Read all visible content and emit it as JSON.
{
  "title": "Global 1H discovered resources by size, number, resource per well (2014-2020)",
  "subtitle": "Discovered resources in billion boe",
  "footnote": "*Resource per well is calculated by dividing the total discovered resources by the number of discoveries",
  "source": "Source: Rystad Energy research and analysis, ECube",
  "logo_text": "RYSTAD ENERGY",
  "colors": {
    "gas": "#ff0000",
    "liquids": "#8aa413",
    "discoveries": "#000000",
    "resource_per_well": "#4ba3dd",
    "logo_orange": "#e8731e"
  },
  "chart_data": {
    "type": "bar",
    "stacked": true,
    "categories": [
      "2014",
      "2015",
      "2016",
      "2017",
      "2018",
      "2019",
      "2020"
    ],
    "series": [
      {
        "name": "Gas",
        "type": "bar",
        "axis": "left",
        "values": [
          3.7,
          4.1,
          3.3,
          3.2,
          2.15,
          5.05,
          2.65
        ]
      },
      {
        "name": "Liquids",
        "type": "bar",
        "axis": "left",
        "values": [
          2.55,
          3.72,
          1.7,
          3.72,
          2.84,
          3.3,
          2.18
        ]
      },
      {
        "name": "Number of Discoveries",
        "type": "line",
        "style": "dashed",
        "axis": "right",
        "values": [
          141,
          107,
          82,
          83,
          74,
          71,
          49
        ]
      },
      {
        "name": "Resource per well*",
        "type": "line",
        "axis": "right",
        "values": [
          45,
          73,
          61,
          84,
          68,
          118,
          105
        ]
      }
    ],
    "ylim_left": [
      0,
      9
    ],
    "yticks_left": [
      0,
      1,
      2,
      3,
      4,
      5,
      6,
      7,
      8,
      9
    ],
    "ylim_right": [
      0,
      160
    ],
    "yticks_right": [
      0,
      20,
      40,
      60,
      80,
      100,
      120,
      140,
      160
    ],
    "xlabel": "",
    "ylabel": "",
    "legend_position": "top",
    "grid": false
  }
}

****************

DIRECTIVE:
Return every line in the listing that contains the word "name".

WRITTEN RESPONSE:
        "name": "Gas",
        "name": "Liquids",
        "name": "Number of Discoveries",
        "name": "Resource per well*",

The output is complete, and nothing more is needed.